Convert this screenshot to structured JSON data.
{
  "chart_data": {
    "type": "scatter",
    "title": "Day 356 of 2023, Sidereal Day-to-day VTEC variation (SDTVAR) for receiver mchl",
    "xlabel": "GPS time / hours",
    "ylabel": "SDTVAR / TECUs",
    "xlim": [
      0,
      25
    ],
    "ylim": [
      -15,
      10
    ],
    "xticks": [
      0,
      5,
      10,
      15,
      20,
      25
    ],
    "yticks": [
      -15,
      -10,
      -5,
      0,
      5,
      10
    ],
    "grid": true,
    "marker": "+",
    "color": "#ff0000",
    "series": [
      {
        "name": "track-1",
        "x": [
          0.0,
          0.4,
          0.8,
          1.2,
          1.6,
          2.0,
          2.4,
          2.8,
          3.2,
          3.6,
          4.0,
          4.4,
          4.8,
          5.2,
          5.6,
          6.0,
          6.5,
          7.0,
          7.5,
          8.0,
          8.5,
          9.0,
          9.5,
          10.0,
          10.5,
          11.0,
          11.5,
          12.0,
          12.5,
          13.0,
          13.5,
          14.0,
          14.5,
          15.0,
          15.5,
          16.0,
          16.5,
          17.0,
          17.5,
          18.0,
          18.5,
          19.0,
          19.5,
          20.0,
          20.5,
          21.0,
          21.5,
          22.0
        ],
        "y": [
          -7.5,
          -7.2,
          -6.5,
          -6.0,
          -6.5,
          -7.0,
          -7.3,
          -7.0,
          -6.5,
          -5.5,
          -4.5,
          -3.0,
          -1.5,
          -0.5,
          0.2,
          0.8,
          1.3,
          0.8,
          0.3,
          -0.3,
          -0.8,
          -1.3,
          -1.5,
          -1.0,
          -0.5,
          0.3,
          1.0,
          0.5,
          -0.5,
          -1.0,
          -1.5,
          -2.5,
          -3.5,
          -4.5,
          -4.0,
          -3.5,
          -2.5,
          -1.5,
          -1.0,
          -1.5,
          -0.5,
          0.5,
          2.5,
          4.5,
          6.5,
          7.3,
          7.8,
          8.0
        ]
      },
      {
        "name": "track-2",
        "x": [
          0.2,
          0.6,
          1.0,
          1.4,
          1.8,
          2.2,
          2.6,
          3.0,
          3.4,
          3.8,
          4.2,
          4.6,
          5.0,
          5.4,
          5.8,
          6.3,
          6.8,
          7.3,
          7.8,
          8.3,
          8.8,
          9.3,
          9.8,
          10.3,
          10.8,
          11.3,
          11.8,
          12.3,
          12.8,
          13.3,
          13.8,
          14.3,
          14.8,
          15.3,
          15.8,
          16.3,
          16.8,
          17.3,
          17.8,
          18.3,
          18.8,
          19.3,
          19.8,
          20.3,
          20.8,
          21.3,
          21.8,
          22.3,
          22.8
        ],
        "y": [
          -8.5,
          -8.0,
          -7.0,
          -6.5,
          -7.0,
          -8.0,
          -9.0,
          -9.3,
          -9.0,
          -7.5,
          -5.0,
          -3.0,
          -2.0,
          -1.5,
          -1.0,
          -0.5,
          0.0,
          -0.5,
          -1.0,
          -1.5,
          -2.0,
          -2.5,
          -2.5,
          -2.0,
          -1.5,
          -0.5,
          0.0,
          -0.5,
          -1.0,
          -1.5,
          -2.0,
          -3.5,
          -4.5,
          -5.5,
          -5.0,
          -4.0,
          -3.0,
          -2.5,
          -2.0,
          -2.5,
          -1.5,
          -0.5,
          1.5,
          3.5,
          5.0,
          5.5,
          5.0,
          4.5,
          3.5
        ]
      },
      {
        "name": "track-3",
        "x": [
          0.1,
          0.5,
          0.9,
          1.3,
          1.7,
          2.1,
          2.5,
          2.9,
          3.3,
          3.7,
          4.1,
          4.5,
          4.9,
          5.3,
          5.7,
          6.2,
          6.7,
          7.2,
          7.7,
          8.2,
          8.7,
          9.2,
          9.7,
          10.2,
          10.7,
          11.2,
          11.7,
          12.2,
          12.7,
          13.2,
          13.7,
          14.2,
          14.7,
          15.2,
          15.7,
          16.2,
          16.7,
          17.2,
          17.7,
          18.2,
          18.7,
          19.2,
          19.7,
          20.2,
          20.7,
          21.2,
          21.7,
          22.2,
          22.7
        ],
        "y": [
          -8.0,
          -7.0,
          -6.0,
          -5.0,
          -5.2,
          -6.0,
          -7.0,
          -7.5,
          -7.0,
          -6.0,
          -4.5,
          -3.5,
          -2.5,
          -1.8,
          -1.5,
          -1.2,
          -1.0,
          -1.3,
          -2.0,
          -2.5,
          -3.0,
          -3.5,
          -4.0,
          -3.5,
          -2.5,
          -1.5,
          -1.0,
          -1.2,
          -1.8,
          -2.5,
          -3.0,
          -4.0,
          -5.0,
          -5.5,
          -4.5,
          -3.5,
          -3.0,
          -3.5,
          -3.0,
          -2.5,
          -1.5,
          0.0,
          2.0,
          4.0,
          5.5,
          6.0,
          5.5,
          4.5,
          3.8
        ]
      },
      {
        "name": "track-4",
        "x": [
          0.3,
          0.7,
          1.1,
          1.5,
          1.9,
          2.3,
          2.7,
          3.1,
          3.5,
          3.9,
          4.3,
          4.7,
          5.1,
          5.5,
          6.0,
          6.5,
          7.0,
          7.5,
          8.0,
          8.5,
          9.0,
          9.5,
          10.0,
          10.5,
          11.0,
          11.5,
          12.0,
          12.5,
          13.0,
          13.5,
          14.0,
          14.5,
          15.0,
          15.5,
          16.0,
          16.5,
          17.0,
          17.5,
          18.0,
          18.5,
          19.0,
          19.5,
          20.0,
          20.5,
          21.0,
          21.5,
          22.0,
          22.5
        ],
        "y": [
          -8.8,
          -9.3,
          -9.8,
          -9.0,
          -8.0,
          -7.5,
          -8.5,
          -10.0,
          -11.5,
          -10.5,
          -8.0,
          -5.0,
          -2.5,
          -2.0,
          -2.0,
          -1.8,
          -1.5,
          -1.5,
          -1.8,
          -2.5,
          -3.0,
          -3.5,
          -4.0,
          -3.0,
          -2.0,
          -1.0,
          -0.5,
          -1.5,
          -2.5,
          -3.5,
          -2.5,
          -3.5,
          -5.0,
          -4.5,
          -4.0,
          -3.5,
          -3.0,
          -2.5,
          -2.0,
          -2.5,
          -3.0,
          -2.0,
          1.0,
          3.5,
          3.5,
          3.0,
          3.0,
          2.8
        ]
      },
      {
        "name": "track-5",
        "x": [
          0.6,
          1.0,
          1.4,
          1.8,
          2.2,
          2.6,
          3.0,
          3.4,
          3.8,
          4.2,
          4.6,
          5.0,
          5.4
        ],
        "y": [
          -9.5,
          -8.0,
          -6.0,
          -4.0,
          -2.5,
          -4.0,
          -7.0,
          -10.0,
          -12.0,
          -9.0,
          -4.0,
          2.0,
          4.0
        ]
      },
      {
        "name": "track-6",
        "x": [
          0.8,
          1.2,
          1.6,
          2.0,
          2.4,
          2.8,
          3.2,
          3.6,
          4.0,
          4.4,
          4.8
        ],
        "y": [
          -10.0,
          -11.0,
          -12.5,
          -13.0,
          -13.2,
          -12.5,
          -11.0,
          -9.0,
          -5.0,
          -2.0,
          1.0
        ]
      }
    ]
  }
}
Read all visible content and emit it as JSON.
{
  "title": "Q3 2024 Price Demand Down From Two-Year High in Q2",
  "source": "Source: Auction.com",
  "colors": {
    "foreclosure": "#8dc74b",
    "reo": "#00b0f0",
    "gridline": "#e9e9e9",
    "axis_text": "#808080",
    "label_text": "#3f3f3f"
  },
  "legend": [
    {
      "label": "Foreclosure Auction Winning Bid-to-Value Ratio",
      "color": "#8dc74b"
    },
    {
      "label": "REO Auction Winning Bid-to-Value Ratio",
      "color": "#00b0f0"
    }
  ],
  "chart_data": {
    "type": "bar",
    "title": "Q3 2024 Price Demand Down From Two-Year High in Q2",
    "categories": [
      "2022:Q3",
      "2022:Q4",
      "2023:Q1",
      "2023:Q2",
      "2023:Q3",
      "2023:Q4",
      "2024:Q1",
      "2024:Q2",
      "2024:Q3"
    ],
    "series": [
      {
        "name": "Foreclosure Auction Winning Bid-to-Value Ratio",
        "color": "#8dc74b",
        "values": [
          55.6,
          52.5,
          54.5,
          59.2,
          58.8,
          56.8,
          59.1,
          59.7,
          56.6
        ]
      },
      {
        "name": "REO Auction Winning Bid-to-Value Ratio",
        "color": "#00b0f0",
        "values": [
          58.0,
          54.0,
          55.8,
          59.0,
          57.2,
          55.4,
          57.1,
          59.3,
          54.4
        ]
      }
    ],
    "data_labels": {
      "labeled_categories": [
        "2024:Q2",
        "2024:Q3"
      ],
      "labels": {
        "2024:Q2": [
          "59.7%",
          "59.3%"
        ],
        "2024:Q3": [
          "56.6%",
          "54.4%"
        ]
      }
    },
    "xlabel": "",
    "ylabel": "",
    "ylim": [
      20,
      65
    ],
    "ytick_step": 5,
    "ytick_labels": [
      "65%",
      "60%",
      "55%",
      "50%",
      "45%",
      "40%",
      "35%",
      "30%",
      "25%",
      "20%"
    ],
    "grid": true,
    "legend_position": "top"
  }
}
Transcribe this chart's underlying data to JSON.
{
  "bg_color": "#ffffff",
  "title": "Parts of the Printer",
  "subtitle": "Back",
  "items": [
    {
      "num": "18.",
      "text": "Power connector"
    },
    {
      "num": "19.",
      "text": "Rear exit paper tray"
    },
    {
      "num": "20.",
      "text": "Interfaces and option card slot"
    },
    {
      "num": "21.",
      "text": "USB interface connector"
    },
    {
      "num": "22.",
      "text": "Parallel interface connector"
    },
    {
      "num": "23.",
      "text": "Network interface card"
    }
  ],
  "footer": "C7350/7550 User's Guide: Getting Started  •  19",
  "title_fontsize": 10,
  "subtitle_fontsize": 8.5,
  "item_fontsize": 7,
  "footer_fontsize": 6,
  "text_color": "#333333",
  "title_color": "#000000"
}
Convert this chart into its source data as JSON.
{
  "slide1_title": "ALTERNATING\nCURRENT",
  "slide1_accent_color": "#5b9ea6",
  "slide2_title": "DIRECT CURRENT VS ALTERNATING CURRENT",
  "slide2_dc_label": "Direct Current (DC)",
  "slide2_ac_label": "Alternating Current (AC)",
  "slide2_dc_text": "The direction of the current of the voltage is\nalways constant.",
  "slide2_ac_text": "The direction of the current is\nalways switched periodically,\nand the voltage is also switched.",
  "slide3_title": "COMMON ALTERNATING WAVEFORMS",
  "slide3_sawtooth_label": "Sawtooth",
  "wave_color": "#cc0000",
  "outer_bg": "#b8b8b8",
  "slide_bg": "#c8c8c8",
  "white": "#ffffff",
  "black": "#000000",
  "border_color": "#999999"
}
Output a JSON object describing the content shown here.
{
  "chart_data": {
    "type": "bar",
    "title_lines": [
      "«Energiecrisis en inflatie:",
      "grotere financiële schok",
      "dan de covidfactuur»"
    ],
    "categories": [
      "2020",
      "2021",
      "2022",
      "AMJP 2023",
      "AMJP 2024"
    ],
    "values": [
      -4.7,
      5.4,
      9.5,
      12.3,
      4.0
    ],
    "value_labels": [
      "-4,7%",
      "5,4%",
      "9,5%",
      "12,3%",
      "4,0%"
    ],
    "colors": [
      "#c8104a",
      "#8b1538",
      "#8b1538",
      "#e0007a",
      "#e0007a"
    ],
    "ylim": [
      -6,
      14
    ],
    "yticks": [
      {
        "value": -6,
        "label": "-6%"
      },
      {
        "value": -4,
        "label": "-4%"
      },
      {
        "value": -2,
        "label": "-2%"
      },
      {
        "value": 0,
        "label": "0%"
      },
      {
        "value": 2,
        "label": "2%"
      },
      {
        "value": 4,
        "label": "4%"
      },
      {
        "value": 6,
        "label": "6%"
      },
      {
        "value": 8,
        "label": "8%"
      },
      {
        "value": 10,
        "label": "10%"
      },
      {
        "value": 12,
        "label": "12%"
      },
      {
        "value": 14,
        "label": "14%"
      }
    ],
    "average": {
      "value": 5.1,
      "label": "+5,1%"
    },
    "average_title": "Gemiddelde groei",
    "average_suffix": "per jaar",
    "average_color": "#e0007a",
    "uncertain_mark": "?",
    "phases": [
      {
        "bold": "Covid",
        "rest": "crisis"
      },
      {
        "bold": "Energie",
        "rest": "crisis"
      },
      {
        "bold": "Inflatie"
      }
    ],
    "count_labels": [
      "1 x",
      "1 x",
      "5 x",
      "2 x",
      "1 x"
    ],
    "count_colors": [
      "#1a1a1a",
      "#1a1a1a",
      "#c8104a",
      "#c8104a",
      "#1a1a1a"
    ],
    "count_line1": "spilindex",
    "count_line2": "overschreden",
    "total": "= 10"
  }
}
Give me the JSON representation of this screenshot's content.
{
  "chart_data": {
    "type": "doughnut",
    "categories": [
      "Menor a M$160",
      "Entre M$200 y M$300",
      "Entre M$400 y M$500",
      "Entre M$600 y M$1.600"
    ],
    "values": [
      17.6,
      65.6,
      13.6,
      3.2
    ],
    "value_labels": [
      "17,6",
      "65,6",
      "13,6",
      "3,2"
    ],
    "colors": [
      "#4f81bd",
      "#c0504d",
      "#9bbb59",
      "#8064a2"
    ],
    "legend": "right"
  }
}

....

- What is expected
List all lines above in which the string "Convert" appears.

- Answer in full
Convert this screenshot to structured JSON data.
Convert this chart into its source data as JSON.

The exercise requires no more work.